START PROVIDED INFORMATION

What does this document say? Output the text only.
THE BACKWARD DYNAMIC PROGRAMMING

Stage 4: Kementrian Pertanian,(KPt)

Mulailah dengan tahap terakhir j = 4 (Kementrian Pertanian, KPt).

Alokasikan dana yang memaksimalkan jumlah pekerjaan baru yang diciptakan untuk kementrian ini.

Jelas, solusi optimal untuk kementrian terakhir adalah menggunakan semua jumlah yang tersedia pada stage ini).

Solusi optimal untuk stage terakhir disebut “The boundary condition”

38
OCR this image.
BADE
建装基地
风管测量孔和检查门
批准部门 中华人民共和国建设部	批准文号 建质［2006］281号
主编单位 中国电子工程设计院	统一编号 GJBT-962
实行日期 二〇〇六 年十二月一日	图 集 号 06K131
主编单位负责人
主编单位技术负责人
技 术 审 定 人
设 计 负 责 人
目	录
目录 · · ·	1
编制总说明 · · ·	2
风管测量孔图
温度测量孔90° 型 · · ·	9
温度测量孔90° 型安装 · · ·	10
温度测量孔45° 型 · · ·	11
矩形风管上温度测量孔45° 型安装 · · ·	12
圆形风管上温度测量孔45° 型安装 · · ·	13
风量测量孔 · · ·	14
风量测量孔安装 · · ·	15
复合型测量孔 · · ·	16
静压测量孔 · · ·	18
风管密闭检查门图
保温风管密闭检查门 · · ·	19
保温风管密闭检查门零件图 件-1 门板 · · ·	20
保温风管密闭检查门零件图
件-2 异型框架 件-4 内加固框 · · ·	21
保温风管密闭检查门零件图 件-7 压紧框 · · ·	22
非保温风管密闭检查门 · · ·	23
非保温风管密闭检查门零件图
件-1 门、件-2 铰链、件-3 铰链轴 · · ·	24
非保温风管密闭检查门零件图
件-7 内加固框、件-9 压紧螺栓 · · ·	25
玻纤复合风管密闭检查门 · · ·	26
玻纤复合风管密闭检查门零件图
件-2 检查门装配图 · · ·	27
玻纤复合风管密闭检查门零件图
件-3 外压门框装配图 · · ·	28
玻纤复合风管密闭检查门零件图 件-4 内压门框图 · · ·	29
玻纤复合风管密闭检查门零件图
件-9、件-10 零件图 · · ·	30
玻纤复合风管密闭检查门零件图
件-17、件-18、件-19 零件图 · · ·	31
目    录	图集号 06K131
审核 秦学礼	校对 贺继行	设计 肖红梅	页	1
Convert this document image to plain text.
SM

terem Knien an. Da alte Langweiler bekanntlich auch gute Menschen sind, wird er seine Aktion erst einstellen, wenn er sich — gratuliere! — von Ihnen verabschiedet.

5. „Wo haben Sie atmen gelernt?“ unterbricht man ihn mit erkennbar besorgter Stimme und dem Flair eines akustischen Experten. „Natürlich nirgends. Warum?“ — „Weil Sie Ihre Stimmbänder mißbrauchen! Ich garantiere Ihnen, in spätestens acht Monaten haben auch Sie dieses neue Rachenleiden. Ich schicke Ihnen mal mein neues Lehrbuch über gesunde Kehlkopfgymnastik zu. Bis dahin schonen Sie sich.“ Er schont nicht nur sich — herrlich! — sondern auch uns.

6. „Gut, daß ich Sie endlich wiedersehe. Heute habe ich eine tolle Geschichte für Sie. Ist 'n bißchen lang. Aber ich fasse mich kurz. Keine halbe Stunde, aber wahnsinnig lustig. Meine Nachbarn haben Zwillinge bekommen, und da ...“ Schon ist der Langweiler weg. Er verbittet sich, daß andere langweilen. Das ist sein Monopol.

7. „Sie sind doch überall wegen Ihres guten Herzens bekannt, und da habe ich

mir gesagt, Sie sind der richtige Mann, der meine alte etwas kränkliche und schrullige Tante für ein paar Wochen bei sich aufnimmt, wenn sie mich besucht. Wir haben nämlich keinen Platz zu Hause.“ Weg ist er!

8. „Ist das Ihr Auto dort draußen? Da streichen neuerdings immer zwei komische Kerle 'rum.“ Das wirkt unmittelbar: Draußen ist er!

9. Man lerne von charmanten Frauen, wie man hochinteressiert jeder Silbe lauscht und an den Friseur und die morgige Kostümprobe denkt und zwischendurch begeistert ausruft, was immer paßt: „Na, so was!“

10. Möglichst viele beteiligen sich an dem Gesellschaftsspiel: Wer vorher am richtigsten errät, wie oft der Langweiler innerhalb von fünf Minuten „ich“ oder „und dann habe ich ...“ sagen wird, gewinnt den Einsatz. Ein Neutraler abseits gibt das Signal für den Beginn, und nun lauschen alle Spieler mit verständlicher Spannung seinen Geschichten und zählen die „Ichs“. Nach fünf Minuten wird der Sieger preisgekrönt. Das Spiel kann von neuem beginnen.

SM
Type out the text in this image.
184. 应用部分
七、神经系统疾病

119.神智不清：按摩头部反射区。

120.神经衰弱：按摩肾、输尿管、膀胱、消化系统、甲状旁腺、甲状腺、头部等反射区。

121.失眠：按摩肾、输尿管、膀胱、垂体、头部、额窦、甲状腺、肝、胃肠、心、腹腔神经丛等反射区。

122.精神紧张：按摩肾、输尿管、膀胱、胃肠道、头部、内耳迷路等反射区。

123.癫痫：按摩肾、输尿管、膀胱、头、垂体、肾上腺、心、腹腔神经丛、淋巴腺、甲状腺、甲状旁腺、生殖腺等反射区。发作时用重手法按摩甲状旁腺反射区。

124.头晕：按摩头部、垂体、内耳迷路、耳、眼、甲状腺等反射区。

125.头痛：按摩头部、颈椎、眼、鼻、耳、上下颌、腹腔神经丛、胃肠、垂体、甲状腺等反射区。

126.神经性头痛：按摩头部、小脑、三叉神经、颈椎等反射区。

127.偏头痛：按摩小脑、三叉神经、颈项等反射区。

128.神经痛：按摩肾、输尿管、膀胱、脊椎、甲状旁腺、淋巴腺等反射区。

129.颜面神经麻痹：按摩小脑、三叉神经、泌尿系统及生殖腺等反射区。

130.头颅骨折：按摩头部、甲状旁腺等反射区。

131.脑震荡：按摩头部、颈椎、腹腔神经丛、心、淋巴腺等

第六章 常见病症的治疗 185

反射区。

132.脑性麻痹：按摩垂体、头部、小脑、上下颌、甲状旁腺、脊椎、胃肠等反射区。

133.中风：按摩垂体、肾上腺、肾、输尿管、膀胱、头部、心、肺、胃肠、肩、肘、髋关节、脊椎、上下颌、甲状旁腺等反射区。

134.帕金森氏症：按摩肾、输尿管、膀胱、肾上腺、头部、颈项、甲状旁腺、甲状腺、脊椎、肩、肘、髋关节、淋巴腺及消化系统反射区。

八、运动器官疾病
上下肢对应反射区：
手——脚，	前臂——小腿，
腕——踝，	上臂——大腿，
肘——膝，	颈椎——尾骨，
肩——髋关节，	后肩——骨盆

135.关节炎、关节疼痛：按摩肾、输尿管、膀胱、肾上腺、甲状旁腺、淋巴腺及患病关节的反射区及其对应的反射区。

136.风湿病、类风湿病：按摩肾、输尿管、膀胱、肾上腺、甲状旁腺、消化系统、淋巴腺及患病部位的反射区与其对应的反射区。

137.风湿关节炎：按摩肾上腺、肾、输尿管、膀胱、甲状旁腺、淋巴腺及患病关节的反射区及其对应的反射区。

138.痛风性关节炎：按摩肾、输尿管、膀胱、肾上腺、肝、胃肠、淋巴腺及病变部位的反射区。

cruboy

END PROVIDED INFORMATION

§ **EXERCISE DESCRIPTION**: Of the lines above, how many hold the word "按摩小脑"? Say the number alone.

§ **SOLUTION FOR THIS EXERCISE**: 2